**TEXTO FUENTE:**
:::::
Lo cierto está en este estado mío,

jamás en otro sitio

de los que procuramos en las horas ordinarias

que agotamos por fuerza de ser ambiciosa arcilla.

lejos, los desechos vivos

pensando cada quien cuándo vendrá su tiempo

de regresar a esa tierra que acomoda sus íntimos tejidos

en sales, aguas

y dudas.

3

El entierro 

El doblego lírico de la muerte que, al acecho veníase tejiendo en el trasiego de los dos primeros actos, ahora, en el epílogo de Un Tríptico, traspasa la última frontera y desciende al escenario, exacerbado, de la efeba en el sepelio, El entierro que, extremo y afanoso, habrá de arrimar solícito a la fosa, “mar que recoge los despojos”, bajo el epígrafe postrero, “último favor”, que expiden los “hombros de cuatro ciudadanos” cargando con “una de las máscaras, la solemne y triste”, o la crónica de “un cuerpo” acaso aproximada, “tal vez semeje” a la “historia” de los mismos pobladores portadores del sumergible féretro. De ahí, aviénese aplazado el aspaviento, “suspendidos los gestos”, semblantes circunspectos, “sobrios los rostros”, secos, “a la hora de guardar la compostura”, resuelta la andadura decisiva o trayecto taciturno al camposanto.

Asimismo, en su vuelo permanente tras la búsqueda de ataduras innomidadas entre esa multitud en duelo y la occisa, El poeta, José Enrique García, acogiéndose a este instante deplorable de la muerte, advierte a los adultos peregrinos, “señoras y señores”, quienes acompañan a los dolientes y al ataúd con los restos lapidarios de la imberbe, “callados, muy callados”, sobre el desengaño que embelesan los placeres ordinarios, “juegos cotidianos”, ciertamente añagazas, “ardid”,  que, en vano, pretenden posponer o “demorar”, en “humo y…hedor”, la carne que aun, a paso tímida siguiendo el cortejo de la hermosa, poco a poco “se deshace”, quizás fingiendo “de dolores o piedad”, compelida por orgullo o el desprecio. Todo un “rito” que, de acuerdo al célebre poeta, “enmascara lo que se calla adentro.”
:::::
**DATOS REGISTRADOS:**
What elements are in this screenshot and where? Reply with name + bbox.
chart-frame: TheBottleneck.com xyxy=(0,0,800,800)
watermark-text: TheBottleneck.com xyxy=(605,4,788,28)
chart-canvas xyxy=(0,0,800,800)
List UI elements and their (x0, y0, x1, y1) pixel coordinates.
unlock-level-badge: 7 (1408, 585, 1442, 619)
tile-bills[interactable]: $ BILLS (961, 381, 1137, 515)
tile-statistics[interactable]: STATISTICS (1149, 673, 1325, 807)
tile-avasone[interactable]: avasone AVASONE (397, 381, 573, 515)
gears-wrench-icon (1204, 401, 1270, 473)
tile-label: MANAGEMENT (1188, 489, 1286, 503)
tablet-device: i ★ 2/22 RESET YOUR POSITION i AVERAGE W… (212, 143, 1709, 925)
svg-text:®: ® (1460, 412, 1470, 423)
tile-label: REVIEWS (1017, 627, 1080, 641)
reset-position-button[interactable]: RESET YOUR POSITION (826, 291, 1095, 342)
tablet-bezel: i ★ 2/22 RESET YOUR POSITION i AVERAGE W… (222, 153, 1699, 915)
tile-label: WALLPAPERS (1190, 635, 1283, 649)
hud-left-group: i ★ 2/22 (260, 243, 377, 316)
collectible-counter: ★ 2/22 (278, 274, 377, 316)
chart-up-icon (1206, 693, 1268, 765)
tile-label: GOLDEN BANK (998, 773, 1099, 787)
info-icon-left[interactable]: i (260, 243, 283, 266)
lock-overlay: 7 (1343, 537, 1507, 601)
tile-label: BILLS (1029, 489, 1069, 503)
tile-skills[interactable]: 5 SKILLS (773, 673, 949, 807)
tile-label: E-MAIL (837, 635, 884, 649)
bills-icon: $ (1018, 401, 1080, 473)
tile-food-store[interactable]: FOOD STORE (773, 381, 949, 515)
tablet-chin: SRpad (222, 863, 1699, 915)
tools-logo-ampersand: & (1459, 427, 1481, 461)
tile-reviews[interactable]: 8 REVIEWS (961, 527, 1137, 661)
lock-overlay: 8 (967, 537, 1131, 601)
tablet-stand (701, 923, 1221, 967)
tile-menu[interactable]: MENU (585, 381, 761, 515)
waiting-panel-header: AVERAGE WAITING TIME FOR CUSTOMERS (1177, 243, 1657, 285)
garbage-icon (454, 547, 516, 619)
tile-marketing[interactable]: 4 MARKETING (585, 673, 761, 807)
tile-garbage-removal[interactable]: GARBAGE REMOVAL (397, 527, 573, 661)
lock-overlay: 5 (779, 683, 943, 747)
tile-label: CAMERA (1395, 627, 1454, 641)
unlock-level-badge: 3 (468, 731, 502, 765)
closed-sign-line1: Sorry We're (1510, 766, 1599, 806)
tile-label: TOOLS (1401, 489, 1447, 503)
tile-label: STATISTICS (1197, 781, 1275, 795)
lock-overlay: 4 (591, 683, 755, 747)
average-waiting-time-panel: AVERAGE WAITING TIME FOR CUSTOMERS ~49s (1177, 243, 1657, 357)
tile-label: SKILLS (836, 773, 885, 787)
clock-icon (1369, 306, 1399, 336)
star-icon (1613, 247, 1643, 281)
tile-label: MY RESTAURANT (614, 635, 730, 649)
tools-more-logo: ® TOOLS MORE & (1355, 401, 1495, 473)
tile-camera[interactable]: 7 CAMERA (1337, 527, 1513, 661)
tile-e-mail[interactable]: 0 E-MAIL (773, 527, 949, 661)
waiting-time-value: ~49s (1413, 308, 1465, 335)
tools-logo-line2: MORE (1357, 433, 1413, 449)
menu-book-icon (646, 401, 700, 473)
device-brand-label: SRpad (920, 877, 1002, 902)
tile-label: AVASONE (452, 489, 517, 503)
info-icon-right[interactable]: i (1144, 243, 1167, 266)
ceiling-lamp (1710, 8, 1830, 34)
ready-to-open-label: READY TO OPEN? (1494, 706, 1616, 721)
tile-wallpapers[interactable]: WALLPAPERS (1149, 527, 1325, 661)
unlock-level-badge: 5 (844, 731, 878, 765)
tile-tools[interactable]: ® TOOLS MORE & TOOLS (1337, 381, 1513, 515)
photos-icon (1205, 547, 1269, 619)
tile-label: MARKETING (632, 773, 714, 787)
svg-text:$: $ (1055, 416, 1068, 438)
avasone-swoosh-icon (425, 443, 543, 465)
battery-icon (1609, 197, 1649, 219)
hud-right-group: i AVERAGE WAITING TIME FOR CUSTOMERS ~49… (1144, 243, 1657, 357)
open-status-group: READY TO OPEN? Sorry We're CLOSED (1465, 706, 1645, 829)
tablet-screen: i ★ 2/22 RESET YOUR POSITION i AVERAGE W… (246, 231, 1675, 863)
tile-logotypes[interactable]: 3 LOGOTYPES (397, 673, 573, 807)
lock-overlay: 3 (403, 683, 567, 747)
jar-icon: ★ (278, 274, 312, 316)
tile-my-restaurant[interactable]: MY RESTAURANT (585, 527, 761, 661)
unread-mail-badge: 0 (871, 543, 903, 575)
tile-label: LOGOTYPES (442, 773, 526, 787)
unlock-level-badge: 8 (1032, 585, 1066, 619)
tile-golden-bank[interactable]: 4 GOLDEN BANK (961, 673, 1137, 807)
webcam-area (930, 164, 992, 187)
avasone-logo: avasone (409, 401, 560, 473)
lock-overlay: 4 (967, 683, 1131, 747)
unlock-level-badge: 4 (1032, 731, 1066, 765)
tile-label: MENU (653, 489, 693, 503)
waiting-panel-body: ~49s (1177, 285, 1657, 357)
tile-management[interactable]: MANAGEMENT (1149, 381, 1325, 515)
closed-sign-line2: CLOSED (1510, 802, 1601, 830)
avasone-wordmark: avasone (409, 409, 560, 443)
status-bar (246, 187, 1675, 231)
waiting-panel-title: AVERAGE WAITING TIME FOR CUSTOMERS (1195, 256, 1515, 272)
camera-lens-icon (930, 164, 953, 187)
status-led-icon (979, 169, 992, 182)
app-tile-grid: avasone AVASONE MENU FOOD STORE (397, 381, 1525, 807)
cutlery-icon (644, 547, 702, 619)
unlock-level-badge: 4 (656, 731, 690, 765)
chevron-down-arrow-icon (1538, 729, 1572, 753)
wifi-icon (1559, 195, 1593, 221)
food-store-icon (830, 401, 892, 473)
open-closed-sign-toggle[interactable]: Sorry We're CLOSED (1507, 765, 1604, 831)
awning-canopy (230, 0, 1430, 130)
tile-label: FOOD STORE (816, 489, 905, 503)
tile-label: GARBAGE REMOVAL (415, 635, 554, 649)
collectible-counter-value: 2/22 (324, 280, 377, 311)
:::::
**EJERCICIOS:**
- A) Según los versos del texto fuente, ¿en qué acomoda la tierra los íntimos tejidos? Enumera todos los elementos.
- B) Prosigue el texto fuente con lo que seguiría a su última oración.

**RESPUESTAS POR EJERCICIO:**
- A) Sales, aguas y dudas.

- B)
¿Pero y qué de aquellos que observan, “absortos”, a través  de un hueco, a sus iguales trotando al cementerio por la nada, mientras las bestias pacen, “animales que pastan”; el forraje retoña en derredores, “yerbas enverdecen”; y las montañas, “promontorios”, los nubarrones, “nubes”, las longitudes, “distancias”, permanecen? ¡Ah!.. El poeta, Enrique García, sumergido en lo que ya es parte de su autobiografía íntima y lo que somos: la tensión de los opuestos entre lo más alto y en un segundo bajo tierra. Soberbia paradoja del poeta: “la enfermedad más pura está en la propia vida”, o en la otra bruma cruel que a cada uno nos procura: “cada vez que respira crece más lo fugaz”. Precisamente, testimonio o alertas explícitas y tempranas del poeta sobre lo que ya está cercano: el “antiguo rumor” o voces de la tumba, “el mar…en su aire salado y en el revés del cielo”. Luego de atravesar los espacios fronterizos de Un Tríptico inmanejable, arribamos a la pendiente de la carne o al aplazado y fútil laberinto del  Recodo,  “estado en que nos recogemos: / polvo bueno o polvo malo.” Deplorable diseño como castigo, indulgente uno, despiadado otro. 

El entierro

Y ya lejos. Y la tarde desciende

y el mar que recoge los despojos.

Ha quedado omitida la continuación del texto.